# The problem
Nothing in the records may be left out or altered; reproduce them all exactly.

# Material supplied
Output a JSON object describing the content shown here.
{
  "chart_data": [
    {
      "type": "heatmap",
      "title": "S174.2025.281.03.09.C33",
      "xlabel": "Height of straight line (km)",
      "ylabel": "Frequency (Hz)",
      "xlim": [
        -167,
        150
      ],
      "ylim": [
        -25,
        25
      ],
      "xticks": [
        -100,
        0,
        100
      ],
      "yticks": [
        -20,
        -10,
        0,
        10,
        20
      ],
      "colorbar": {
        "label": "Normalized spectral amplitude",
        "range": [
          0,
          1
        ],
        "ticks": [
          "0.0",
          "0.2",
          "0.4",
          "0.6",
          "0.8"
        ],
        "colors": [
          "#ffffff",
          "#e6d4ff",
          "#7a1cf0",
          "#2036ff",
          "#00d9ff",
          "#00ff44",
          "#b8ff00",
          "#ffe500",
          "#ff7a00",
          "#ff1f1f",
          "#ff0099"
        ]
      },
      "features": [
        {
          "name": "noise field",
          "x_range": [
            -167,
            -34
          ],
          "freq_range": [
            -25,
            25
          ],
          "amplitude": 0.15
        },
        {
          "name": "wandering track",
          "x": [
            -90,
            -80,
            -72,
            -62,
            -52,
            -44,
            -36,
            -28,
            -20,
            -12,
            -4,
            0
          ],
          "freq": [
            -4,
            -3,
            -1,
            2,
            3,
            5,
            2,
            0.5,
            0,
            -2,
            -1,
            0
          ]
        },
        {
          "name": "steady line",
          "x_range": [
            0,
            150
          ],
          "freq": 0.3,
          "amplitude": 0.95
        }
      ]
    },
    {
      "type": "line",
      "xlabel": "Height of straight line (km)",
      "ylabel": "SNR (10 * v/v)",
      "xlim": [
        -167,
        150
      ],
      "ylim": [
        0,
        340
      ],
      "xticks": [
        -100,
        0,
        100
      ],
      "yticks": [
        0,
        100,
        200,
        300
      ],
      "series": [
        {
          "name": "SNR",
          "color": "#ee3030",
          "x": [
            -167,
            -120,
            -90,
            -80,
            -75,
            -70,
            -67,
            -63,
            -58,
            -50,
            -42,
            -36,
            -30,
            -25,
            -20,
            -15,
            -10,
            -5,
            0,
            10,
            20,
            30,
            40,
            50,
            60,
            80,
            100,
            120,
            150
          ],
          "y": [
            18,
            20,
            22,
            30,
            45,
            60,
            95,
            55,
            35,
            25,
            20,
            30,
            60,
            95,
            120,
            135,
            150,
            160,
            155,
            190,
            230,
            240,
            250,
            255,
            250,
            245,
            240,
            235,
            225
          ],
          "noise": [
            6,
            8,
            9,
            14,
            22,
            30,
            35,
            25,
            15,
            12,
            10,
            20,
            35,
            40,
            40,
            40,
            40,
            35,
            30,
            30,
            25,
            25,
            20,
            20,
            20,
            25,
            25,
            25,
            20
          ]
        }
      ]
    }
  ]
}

# Answer to this exercise
Output a JSON object describing the content shown here.
{
  "chart_data": [
    {
      "type": "heatmap",
      "title": "S174.2025.281.03.09.C33",
      "xlabel": "Height of straight line (km)",
      "ylabel": "Frequency (Hz)",
      "xlim": [
        -167,
        150
      ],
      "ylim": [
        -25,
        25
      ],
      "xticks": [
        -100,
        0,
        100
      ],
      "yticks": [
        -20,
        -10,
        0,
        10,
        20
      ],
      "colorbar": {
        "label": "Normalized spectral amplitude",
        "range": [
          0,
          1
        ],
        "ticks": [
          "0.0",
          "0.2",
          "0.4",
          "0.6",
          "0.8"
        ],
        "colors": [
          "#ffffff",
          "#e6d4ff",
          "#7a1cf0",
          "#2036ff",
          "#00d9ff",
          "#00ff44",
          "#b8ff00",
          "#ffe500",
          "#ff7a00",
          "#ff1f1f",
          "#ff0099"
        ]
      },
      "features": [
        {
          "name": "noise field",
          "x_range": [
            -167,
            -34
          ],
          "freq_range": [
            -25,
            25
          ],
          "amplitude": 0.15
        },
        {
          "name": "wandering track",
          "x": [
            -90,
            -80,
            -72,
            -62,
            -52,
            -44,
            -36,
            -28,
            -20,
            -12,
            -4,
            0
          ],
          "freq": [
            -4,
            -3,
            -1,
            2,
            3,
            5,
            2,
            0.5,
            0,
            -2,
            -1,
            0
          ]
        },
        {
          "name": "steady line",
          "x_range": [
            0,
            150
          ],
          "freq": 0.3,
          "amplitude": 0.95
        }
      ]
    },
    {
      "type": "line",
      "xlabel": "Height of straight line (km)",
      "ylabel": "SNR (10 * v/v)",
      "xlim": [
        -167,
        150
      ],
      "ylim": [
        0,
        340
      ],
      "xticks": [
        -100,
        0,
        100
      ],
      "yticks": [
        0,
        100,
        200,
        300
      ],
      "series": [
        {
          "name": "SNR",
          "color": "#ee3030",
          "x": [
            -167,
            -120,
            -90,
            -80,
            -75,
            -70,
            -67,
            -63,
            -58,
            -50,
            -42,
            -36,
            -30,
            -25,
            -20,
            -15,
            -10,
            -5,
            0,
            10,
            20,
            30,
            40,
            50,
            60,
            80,
            100,
            120,
            150
          ],
          "y": [
            18,
            20,
            22,
            30,
            45,
            60,
            95,
            55,
            35,
            25,
            20,
            30,
            60,
            95,
            120,
            135,
            150,
            160,
            155,
            190,
            230,
            240,
            250,
            255,
            250,
            245,
            240,
            235,
            225
          ],
          "noise": [
            6,
            8,
            9,
            14,
            22,
            30,
            35,
            25,
            15,
            12,
            10,
            20,
            35,
            40,
            40,
            40,
            40,
            35,
            30,
            30,
            25,
            25,
            20,
            20,
            20,
            25,
            25,
            25,
            20
          ]
        }
      ]
    }
  ]
}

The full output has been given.